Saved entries
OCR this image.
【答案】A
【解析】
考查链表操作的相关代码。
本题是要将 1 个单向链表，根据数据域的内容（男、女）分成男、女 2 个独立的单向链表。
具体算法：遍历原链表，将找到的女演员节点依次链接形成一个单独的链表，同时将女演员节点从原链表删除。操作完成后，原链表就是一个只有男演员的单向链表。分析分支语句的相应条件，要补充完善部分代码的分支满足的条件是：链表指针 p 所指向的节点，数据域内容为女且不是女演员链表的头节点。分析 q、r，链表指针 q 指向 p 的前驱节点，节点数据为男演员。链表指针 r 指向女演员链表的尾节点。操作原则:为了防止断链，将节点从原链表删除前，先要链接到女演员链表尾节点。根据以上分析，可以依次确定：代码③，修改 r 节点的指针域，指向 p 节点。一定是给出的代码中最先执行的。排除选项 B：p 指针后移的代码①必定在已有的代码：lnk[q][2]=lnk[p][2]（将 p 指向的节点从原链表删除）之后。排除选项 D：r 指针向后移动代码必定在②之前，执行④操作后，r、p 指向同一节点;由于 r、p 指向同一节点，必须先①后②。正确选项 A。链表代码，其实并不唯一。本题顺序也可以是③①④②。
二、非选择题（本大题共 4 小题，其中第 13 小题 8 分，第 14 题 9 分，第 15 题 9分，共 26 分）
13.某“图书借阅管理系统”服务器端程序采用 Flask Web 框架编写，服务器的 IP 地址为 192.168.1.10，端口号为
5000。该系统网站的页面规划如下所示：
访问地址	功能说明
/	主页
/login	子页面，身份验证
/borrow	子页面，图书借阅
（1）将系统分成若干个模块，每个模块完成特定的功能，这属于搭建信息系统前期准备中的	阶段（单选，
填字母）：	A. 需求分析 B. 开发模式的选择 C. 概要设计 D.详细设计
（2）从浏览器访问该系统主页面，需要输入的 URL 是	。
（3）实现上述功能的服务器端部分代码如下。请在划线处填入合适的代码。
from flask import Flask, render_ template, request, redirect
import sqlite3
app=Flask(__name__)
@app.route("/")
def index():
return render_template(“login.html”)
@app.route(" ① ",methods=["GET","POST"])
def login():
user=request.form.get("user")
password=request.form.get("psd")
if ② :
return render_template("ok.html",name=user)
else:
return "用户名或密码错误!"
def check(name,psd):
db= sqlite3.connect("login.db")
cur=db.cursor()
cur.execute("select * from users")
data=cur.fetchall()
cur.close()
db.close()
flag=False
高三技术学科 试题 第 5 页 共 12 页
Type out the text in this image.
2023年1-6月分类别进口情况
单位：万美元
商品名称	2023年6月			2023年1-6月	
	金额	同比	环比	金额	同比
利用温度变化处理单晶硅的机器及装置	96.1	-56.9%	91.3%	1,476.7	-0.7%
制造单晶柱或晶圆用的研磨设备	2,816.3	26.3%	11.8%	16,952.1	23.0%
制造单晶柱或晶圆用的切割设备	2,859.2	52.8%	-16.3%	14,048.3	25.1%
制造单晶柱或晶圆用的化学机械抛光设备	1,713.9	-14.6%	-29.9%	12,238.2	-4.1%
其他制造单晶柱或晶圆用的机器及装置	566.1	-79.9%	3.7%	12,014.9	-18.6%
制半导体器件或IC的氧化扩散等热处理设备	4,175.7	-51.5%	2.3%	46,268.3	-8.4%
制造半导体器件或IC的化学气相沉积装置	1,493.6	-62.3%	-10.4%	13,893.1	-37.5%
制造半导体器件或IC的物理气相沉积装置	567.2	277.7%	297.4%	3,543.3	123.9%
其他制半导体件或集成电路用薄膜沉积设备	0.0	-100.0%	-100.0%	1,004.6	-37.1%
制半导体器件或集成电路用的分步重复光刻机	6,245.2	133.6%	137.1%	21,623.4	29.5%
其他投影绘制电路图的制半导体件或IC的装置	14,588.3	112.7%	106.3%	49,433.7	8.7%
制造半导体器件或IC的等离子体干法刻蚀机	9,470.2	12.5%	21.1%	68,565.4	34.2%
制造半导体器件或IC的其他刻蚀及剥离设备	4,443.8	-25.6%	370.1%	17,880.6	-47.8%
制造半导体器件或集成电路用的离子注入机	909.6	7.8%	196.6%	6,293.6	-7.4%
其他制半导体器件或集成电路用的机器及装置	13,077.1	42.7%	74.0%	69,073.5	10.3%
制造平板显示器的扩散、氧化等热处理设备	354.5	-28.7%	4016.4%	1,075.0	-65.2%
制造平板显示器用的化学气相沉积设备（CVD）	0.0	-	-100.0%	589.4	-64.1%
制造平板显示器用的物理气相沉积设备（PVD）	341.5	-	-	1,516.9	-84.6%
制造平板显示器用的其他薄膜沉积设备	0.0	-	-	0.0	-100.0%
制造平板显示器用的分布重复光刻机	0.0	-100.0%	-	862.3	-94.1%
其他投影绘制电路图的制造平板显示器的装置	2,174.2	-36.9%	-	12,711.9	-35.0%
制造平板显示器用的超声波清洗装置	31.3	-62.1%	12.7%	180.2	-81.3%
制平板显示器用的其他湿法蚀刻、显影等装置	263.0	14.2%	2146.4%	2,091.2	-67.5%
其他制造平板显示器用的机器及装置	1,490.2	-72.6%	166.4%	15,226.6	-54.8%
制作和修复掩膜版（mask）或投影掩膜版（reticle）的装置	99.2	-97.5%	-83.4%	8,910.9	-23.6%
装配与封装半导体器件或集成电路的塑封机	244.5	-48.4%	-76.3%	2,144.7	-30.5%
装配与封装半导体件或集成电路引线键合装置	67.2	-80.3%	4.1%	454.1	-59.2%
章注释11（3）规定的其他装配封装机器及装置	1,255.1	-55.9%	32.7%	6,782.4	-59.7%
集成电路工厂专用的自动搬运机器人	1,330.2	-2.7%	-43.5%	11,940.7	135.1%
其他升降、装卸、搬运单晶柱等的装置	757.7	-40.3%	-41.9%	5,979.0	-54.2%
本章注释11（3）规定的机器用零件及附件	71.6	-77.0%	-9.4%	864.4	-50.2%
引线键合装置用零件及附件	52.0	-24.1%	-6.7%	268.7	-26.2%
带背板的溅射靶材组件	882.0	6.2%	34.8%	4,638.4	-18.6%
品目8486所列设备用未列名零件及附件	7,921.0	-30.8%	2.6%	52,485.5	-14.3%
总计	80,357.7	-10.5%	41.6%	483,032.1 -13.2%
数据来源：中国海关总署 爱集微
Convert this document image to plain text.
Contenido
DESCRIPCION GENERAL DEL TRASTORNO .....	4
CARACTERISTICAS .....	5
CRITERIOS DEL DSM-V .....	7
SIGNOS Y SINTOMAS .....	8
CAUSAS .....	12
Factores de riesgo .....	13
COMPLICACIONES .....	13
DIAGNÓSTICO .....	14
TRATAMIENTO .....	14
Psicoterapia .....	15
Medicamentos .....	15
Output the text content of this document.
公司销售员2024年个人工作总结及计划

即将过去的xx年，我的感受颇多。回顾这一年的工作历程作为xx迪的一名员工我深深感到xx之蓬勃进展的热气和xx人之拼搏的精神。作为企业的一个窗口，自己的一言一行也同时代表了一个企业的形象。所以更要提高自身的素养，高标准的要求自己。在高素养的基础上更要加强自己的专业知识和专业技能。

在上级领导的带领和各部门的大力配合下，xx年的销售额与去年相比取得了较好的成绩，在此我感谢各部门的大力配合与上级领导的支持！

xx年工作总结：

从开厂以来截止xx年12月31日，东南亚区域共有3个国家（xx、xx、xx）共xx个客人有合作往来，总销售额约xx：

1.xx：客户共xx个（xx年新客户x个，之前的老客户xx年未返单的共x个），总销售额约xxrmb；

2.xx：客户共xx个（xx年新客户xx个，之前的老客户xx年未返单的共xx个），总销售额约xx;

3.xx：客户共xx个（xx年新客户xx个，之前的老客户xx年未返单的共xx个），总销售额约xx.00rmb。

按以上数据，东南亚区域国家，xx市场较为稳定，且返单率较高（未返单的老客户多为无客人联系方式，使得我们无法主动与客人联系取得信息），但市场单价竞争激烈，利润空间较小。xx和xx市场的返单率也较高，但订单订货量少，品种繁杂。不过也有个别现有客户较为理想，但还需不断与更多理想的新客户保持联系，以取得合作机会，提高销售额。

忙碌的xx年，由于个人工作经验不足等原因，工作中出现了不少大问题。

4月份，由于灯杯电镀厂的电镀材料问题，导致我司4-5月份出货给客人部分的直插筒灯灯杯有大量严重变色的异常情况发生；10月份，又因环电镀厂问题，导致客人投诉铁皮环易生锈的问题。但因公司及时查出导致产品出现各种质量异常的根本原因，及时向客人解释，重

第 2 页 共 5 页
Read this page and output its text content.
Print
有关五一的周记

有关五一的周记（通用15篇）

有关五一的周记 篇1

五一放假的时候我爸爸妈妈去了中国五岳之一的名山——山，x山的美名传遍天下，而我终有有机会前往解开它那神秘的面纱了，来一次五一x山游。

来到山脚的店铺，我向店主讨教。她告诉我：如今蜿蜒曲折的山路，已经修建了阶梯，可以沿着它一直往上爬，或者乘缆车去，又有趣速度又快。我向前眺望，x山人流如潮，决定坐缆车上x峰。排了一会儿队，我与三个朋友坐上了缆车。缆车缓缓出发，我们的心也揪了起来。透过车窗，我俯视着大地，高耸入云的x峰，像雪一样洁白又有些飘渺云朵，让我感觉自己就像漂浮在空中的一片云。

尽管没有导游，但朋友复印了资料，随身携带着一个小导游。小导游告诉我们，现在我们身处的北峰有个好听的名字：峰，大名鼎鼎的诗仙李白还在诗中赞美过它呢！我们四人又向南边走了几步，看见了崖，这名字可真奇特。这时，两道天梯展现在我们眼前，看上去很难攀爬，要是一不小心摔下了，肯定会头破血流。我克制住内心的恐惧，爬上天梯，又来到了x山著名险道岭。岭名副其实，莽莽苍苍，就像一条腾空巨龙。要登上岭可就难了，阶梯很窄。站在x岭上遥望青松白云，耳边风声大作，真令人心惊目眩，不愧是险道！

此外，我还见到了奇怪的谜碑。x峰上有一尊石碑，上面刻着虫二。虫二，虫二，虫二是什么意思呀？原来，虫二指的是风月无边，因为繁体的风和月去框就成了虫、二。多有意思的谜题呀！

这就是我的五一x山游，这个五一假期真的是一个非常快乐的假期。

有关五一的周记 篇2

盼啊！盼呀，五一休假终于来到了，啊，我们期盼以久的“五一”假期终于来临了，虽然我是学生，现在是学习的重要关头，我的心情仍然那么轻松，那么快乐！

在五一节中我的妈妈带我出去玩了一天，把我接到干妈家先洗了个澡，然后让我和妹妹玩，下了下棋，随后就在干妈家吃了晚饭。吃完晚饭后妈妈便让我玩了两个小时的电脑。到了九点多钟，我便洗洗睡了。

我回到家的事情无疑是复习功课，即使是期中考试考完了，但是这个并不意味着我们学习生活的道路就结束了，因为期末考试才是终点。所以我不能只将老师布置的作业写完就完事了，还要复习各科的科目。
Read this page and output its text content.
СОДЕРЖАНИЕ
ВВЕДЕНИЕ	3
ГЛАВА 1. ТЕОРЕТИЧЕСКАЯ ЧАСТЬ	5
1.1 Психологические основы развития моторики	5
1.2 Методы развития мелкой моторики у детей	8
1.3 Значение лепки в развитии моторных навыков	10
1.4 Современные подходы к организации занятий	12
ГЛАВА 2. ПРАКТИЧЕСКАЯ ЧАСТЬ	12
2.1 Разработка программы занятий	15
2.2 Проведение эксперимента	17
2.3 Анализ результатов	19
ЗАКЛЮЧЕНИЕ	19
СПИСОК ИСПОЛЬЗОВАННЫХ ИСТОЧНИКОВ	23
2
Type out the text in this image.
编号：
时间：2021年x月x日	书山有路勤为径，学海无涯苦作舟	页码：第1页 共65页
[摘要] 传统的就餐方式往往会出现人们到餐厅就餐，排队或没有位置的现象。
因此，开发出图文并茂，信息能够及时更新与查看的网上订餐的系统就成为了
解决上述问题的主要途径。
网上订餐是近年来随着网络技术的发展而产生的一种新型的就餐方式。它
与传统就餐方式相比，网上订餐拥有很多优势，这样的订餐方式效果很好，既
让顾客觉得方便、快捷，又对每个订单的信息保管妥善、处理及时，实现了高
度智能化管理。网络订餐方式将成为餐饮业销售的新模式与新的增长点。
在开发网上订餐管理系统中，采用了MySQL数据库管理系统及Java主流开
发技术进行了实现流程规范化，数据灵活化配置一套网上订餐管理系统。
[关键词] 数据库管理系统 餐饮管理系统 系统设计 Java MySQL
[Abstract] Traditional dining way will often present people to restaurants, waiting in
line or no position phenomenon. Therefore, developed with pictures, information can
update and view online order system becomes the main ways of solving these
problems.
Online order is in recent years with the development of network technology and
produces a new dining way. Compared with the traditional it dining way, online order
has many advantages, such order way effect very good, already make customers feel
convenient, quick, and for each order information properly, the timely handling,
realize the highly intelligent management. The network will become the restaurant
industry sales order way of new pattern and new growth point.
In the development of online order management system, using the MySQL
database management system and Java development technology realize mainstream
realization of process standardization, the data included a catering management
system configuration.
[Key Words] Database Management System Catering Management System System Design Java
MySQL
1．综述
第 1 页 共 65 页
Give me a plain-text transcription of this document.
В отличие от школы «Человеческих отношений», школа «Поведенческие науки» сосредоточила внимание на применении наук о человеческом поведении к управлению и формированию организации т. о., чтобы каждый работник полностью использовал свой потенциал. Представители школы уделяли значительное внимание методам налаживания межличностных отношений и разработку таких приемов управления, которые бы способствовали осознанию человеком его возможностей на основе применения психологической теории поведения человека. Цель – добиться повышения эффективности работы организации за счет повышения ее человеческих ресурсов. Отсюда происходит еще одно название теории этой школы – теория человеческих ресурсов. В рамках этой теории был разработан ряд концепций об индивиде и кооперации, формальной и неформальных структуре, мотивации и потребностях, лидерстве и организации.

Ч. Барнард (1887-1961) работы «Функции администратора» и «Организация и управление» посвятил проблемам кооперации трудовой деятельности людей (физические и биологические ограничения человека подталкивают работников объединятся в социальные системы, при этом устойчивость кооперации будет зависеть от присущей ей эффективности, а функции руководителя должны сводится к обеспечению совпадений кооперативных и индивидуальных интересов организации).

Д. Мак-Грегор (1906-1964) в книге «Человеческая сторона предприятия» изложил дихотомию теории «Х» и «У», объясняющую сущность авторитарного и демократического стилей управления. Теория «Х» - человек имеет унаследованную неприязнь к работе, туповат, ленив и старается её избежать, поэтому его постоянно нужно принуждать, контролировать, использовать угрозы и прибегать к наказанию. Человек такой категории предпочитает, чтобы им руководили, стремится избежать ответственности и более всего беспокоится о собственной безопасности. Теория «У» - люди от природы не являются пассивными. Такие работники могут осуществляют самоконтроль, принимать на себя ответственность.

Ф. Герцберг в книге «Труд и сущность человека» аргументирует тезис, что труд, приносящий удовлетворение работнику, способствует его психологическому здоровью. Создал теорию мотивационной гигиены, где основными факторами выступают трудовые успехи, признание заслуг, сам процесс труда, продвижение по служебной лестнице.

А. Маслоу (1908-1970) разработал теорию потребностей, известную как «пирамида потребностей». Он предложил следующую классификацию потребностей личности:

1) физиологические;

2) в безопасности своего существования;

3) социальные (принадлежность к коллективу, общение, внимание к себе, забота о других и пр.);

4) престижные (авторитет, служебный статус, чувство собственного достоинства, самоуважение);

**AIM OF THE TASK:**
Which lines hold the string "занятий"? Copy all of them from the data above.

**FINAL RESULT:**
1.4 Современные подходы к организации занятий	12
2.1 Разработка программы занятий	15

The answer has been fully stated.